**TASK PROMPT**
Leave out the pictures and return every entry exactly as it appears.

Start of INPUT DATA

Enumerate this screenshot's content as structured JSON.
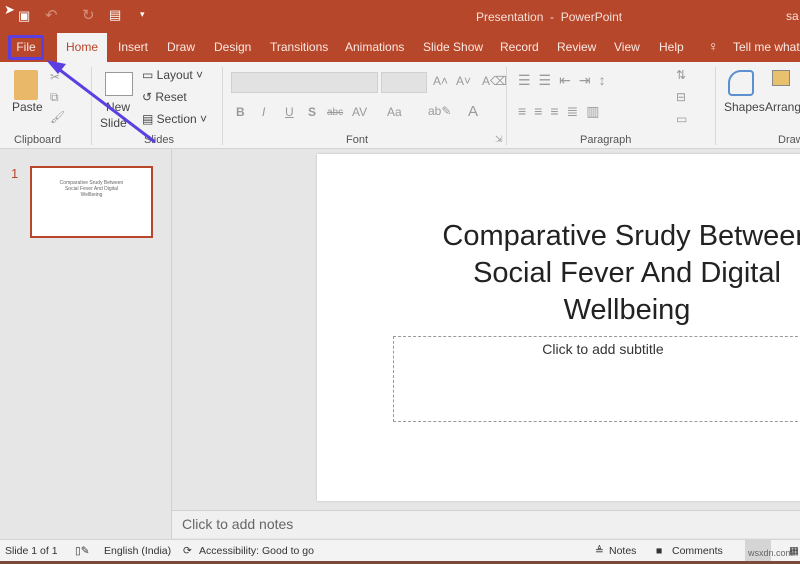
{
  "window": {
    "title": "Presentation  -  PowerPoint",
    "user": "sa"
  },
  "quick_access": {
    "icons": [
      "save-icon",
      "undo-icon",
      "redo-icon",
      "start-slideshow-icon",
      "customize-icon"
    ]
  },
  "tabs": [
    "File",
    "Home",
    "Insert",
    "Draw",
    "Design",
    "Transitions",
    "Animations",
    "Slide Show",
    "Record",
    "Review",
    "View",
    "Help"
  ],
  "tell_me": "Tell me what",
  "ribbon": {
    "clipboard": {
      "label": "Clipboard",
      "paste": "Paste"
    },
    "slides": {
      "label": "Slides",
      "new_slide_1": "New",
      "new_slide_2": "Slide",
      "layout": "Layout",
      "reset": "Reset",
      "section": "Section"
    },
    "font": {
      "label": "Font",
      "buttons": [
        "B",
        "I",
        "U",
        "S",
        "abc",
        "AV",
        "Aa",
        "A"
      ]
    },
    "paragraph": {
      "label": "Paragraph"
    },
    "drawing": {
      "label": "Draw",
      "shapes": "Shapes",
      "arrange": "Arrang"
    }
  },
  "thumbnails": [
    {
      "number": "1",
      "text": "Comparative Srudy Between Social Fever And Digital Wellbeing"
    }
  ],
  "slide": {
    "title": "Comparative Srudy Between Social Fever And Digital Wellbeing",
    "subtitle_placeholder": "Click to add subtitle"
  },
  "notes_placeholder": "Click to add notes",
  "status": {
    "slide": "Slide 1 of 1",
    "language": "English (India)",
    "accessibility": "Accessibility: Good to go",
    "notes": "Notes",
    "comments": "Comments",
    "watermark": "wsxdn.com"
  },
  "colors": {
    "accent": "#b7472a",
    "annotation": "#5b3fe0"
  }
}
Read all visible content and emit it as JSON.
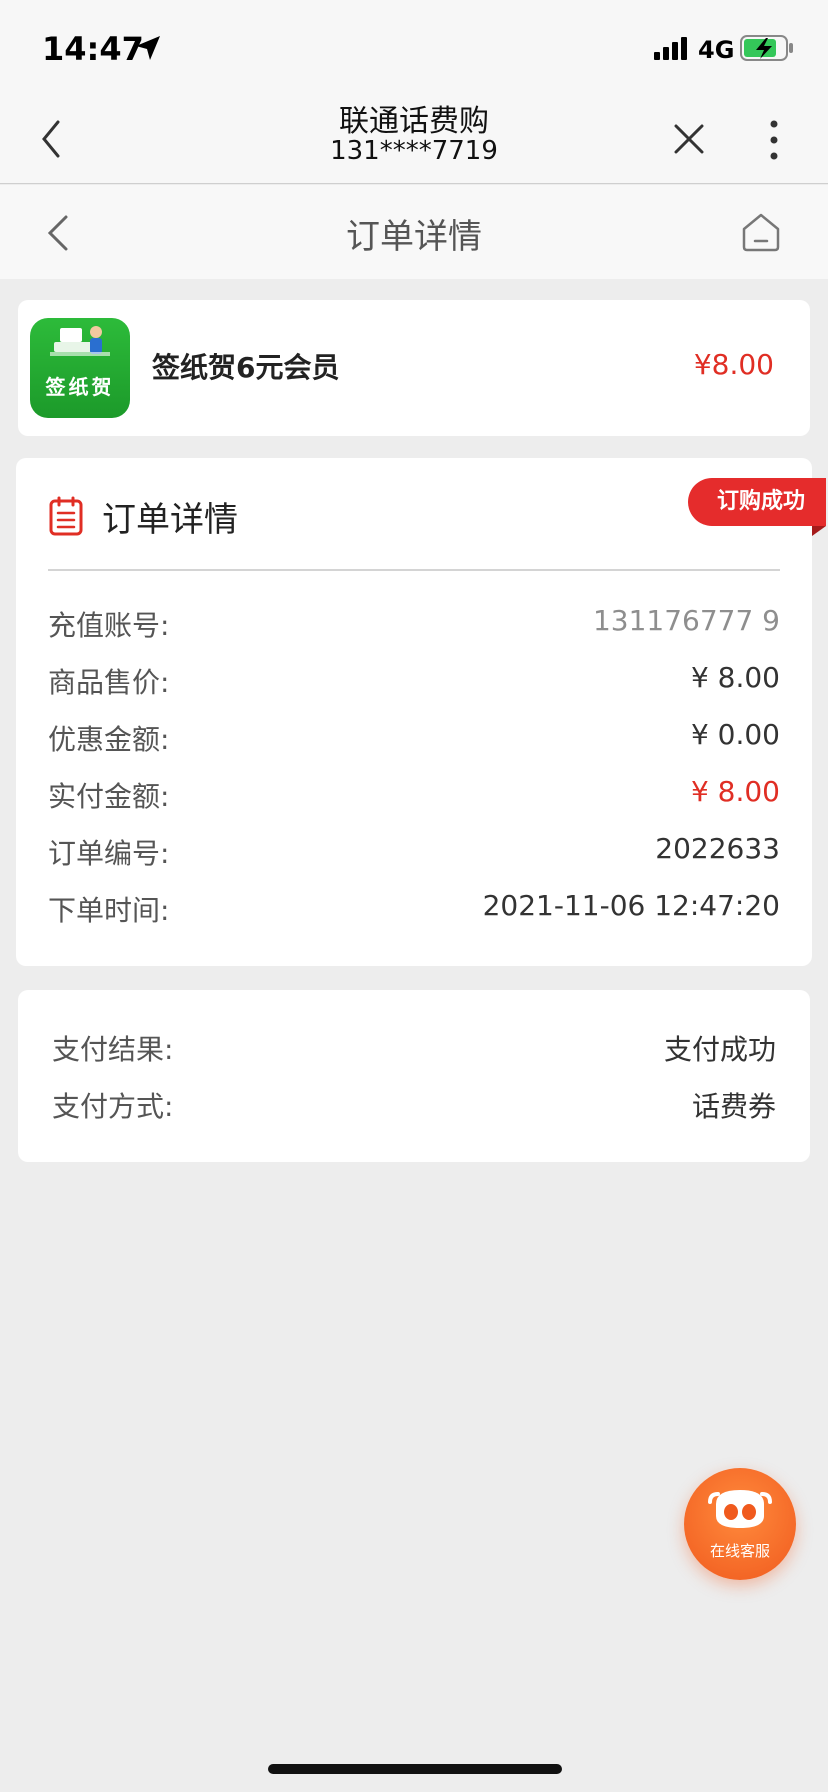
{
  "status_bar": {
    "time": "14:47",
    "network": "4G",
    "battery_color": "#34c759"
  },
  "header": {
    "title": "联通话费购",
    "subtitle": "131****7719"
  },
  "nav": {
    "title": "订单详情"
  },
  "product": {
    "logo_text": "签纸贺",
    "name": "签纸贺6元会员",
    "price": "¥8.00"
  },
  "order": {
    "heading": "订单详情",
    "badge": "订购成功",
    "rows": [
      {
        "label": "充值账号:",
        "value": "131176777 9"
      },
      {
        "label": "商品售价:",
        "value": "¥ 8.00"
      },
      {
        "label": "优惠金额:",
        "value": "¥ 0.00"
      },
      {
        "label": "实付金额:",
        "value": "¥ 8.00"
      },
      {
        "label": "订单编号:",
        "value": "2022633"
      },
      {
        "label": "下单时间:",
        "value": "2021-11-06 12:47:20"
      }
    ]
  },
  "payment": {
    "rows": [
      {
        "label": "支付结果:",
        "value": "支付成功"
      },
      {
        "label": "支付方式:",
        "value": "话费券"
      }
    ]
  },
  "service": {
    "label": "在线客服"
  },
  "colors": {
    "accent_red": "#e02e24",
    "service_orange": "#f05a1e",
    "logo_green": "#2dbb3a"
  }
}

End of INPUT DATA

**ANSWER FOR THIS EXERCISE**
Enumerate this screenshot's content as structured JSON.
{
  "window": {
    "title": "Presentation  -  PowerPoint",
    "user": "sa"
  },
  "quick_access": {
    "icons": [
      "save-icon",
      "undo-icon",
      "redo-icon",
      "start-slideshow-icon",
      "customize-icon"
    ]
  },
  "tabs": [
    "File",
    "Home",
    "Insert",
    "Draw",
    "Design",
    "Transitions",
    "Animations",
    "Slide Show",
    "Record",
    "Review",
    "View",
    "Help"
  ],
  "tell_me": "Tell me what",
  "ribbon": {
    "clipboard": {
      "label": "Clipboard",
      "paste": "Paste"
    },
    "slides": {
      "label": "Slides",
      "new_slide_1": "New",
      "new_slide_2": "Slide",
      "layout": "Layout",
      "reset": "Reset",
      "section": "Section"
    },
    "font": {
      "label": "Font",
      "buttons": [
        "B",
        "I",
        "U",
        "S",
        "abc",
        "AV",
        "Aa",
        "A"
      ]
    },
    "paragraph": {
      "label": "Paragraph"
    },
    "drawing": {
      "label": "Draw",
      "shapes": "Shapes",
      "arrange": "Arrang"
    }
  },
  "thumbnails": [
    {
      "number": "1",
      "text": "Comparative Srudy Between Social Fever And Digital Wellbeing"
    }
  ],
  "slide": {
    "title": "Comparative Srudy Between Social Fever And Digital Wellbeing",
    "subtitle_placeholder": "Click to add subtitle"
  },
  "notes_placeholder": "Click to add notes",
  "status": {
    "slide": "Slide 1 of 1",
    "language": "English (India)",
    "accessibility": "Accessibility: Good to go",
    "notes": "Notes",
    "comments": "Comments",
    "watermark": "wsxdn.com"
  },
  "colors": {
    "accent": "#b7472a",
    "annotation": "#5b3fe0"
  }
}
Read all visible content and emit it as JSON.
{
  "status_bar": {
    "time": "14:47",
    "network": "4G",
    "battery_color": "#34c759"
  },
  "header": {
    "title": "联通话费购",
    "subtitle": "131****7719"
  },
  "nav": {
    "title": "订单详情"
  },
  "product": {
    "logo_text": "签纸贺",
    "name": "签纸贺6元会员",
    "price": "¥8.00"
  },
  "order": {
    "heading": "订单详情",
    "badge": "订购成功",
    "rows": [
      {
        "label": "充值账号:",
        "value": "131176777 9"
      },
      {
        "label": "商品售价:",
        "value": "¥ 8.00"
      },
      {
        "label": "优惠金额:",
        "value": "¥ 0.00"
      },
      {
        "label": "实付金额:",
        "value": "¥ 8.00"
      },
      {
        "label": "订单编号:",
        "value": "2022633"
      },
      {
        "label": "下单时间:",
        "value": "2021-11-06 12:47:20"
      }
    ]
  },
  "payment": {
    "rows": [
      {
        "label": "支付结果:",
        "value": "支付成功"
      },
      {
        "label": "支付方式:",
        "value": "话费券"
      }
    ]
  },
  "service": {
    "label": "在线客服"
  },
  "colors": {
    "accent_red": "#e02e24",
    "service_orange": "#f05a1e",
    "logo_green": "#2dbb3a"
  }
}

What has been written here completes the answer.